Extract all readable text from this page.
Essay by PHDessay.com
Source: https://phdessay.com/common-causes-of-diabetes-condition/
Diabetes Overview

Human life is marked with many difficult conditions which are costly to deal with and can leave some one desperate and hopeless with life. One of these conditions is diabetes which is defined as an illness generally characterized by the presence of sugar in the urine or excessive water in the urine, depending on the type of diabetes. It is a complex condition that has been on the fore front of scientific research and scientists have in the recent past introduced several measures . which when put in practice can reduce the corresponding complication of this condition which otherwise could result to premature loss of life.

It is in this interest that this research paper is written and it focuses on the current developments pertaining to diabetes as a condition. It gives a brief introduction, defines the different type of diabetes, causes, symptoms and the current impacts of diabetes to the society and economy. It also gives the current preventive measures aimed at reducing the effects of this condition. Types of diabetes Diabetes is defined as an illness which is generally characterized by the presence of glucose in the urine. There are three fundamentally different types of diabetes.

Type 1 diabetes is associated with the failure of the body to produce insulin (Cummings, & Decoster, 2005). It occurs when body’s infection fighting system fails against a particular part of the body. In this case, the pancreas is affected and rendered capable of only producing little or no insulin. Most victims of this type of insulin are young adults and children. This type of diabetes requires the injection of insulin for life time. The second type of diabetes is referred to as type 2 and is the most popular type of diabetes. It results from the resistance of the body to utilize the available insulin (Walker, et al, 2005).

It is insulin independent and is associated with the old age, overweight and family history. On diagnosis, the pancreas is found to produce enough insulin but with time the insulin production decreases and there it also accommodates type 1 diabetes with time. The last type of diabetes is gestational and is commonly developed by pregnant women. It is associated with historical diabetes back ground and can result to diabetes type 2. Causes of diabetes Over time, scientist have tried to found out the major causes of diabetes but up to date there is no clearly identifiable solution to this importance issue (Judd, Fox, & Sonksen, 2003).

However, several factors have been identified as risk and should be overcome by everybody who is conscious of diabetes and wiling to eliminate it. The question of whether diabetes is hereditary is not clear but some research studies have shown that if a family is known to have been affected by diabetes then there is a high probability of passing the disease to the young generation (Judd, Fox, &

··········

Requirements:
Every line that holds the word "several" should be extracted.

Answer to this problem:
Human life is marked with many difficult conditions which are costly to deal with and can leave some one desperate and hopeless with life. One of these conditions is diabetes which is defined as an illness generally characterized by the presence of sugar in the urine or excessive water in the urine, depending on the type of diabetes. It is a complex condition that has been on the fore front of scientific research and scientists have in the recent past introduced several measures . which when put in practice can reduce the corresponding complication of this condition which otherwise could result to premature loss of life.
However, several factors have been identified as risk and should be overcome by everybody who is conscious of diabetes and wiling to eliminate it. The question of whether diabetes is hereditary is not clear but some research studies have shown that if a family is known to have been affected by diabetes then there is a high probability of passing the disease to the young generation (Judd, Fox, &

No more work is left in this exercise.